**Set task:** Copy all lines below containing "必须遵守以下规定".

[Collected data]

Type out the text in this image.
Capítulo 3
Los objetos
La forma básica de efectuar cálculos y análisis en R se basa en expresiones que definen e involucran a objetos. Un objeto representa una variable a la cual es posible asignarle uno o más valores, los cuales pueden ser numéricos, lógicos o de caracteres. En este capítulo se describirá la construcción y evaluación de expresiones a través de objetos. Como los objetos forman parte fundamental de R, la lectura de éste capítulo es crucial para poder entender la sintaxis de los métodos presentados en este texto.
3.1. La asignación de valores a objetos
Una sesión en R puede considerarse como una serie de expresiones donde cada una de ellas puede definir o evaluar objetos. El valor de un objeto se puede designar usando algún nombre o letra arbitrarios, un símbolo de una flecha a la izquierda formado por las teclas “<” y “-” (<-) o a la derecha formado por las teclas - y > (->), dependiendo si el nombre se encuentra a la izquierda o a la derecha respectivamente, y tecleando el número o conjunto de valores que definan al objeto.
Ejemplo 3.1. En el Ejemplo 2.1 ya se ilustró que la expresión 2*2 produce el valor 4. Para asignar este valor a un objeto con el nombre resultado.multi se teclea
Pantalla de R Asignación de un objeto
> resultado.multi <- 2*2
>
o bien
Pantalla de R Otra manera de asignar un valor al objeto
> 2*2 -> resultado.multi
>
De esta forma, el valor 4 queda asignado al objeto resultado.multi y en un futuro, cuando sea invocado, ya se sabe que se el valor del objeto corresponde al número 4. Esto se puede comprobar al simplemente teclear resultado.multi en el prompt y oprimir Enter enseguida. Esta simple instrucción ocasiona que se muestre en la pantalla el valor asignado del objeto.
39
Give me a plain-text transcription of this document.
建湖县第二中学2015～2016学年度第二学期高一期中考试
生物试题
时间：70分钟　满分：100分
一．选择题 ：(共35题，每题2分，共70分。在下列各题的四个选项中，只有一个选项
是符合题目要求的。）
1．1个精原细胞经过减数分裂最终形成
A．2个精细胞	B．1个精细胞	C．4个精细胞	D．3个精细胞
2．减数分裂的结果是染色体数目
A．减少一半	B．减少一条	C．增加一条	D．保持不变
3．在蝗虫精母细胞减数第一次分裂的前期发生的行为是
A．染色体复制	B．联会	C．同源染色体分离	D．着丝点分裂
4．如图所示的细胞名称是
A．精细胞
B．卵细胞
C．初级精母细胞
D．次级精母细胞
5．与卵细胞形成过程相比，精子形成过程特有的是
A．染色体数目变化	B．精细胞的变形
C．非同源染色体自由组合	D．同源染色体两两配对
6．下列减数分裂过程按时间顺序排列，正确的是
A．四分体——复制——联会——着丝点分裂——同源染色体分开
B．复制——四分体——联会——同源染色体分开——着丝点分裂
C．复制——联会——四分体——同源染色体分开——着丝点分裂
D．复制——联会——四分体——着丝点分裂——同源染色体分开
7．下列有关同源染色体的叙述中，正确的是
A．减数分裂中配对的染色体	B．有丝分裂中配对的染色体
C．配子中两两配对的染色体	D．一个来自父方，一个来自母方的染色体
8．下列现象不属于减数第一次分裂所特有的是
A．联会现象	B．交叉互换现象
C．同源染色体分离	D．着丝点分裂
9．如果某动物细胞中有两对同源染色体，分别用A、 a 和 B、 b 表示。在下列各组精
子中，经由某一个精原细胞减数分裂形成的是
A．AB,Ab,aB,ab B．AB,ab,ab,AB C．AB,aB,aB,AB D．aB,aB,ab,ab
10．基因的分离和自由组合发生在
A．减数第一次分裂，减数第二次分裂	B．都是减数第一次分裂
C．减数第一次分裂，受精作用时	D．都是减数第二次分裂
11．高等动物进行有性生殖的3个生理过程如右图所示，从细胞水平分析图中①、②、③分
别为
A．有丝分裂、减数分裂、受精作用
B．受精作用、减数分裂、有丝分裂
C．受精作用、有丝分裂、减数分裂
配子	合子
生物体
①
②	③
* * *
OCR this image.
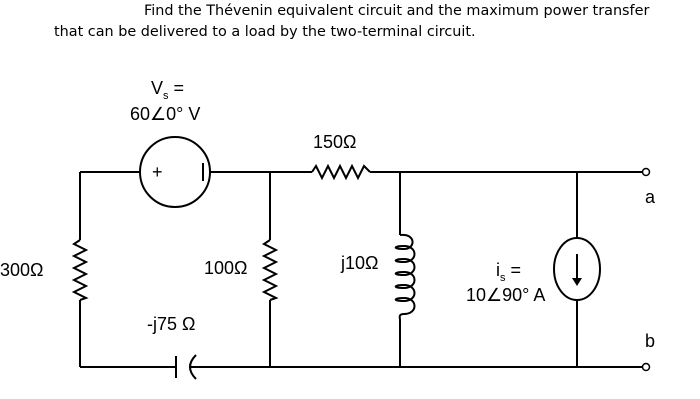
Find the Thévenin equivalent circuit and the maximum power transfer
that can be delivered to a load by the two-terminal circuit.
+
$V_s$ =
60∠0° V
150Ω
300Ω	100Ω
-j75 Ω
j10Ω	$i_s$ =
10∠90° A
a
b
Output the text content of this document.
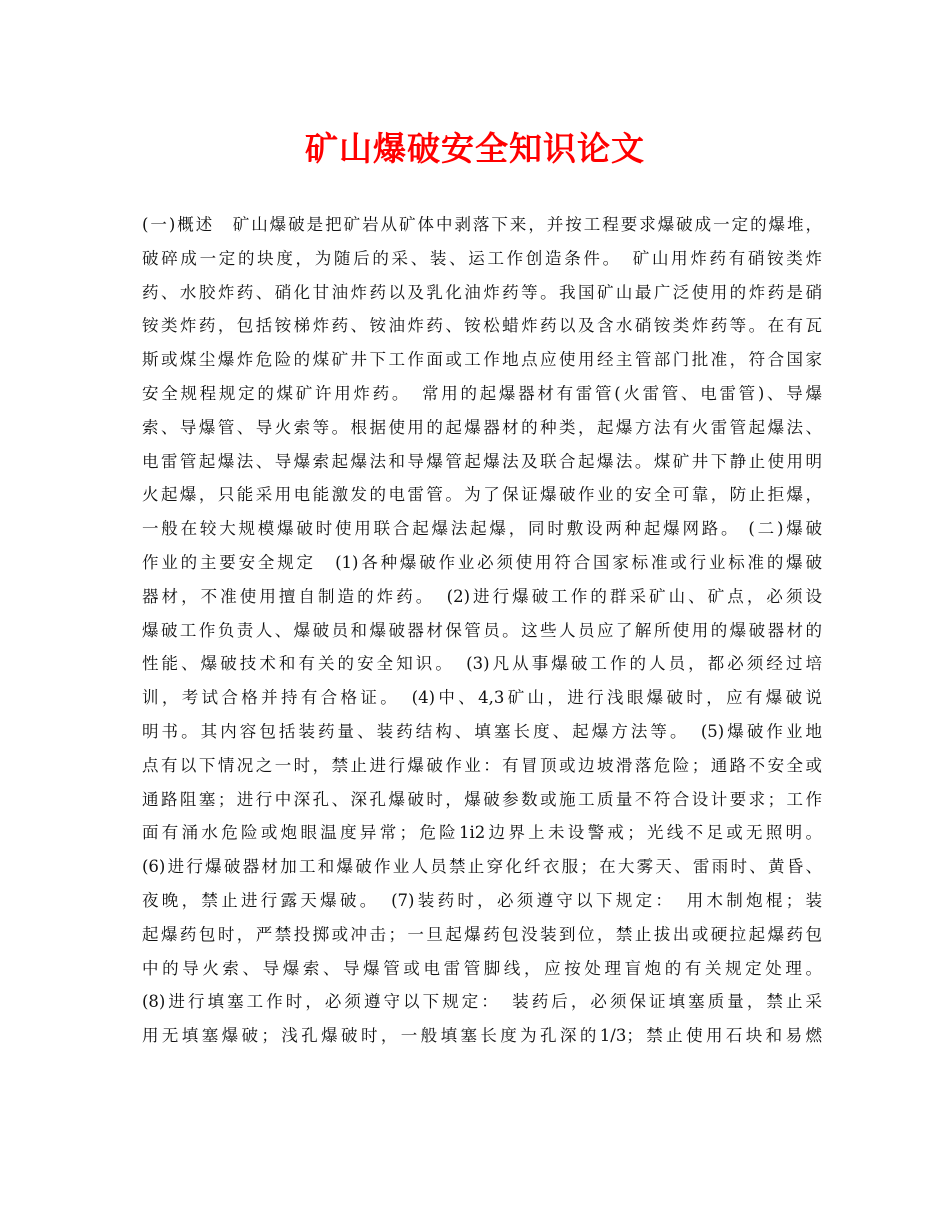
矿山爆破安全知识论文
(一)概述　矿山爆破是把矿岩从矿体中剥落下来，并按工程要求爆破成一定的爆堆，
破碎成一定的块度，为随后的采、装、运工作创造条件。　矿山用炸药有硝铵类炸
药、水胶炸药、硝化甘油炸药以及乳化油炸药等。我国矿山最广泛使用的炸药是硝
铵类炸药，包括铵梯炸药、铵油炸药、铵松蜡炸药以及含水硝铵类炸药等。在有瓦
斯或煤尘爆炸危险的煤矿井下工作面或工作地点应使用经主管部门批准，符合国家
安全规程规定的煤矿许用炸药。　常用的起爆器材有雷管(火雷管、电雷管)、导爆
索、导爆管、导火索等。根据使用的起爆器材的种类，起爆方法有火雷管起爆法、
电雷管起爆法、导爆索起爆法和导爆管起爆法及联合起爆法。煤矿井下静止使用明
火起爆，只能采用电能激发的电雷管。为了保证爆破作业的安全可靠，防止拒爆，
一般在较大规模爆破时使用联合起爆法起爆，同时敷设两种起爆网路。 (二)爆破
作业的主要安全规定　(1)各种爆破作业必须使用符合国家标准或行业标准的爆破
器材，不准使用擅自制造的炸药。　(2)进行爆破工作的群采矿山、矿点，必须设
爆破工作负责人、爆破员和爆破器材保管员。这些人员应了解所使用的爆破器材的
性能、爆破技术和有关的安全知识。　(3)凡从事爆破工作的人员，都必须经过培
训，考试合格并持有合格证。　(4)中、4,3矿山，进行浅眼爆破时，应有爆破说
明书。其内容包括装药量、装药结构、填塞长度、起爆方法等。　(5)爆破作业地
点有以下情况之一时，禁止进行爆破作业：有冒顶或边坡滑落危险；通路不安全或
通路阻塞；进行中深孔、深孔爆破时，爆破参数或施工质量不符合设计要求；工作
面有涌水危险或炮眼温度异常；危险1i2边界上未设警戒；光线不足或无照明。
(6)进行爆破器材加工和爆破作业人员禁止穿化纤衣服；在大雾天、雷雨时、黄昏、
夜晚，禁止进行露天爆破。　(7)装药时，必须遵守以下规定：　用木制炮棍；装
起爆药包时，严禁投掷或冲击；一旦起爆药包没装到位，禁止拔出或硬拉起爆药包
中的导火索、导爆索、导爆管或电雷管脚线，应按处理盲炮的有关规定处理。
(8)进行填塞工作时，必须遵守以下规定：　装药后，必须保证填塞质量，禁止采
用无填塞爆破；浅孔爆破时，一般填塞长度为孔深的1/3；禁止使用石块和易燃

**Solution to the exercise:**
夜晚，禁止进行露天爆破。　(7)装药时，必须遵守以下规定：　用木制炮棍；装
(8)进行填塞工作时，必须遵守以下规定：　装药后，必须保证填塞质量，禁止采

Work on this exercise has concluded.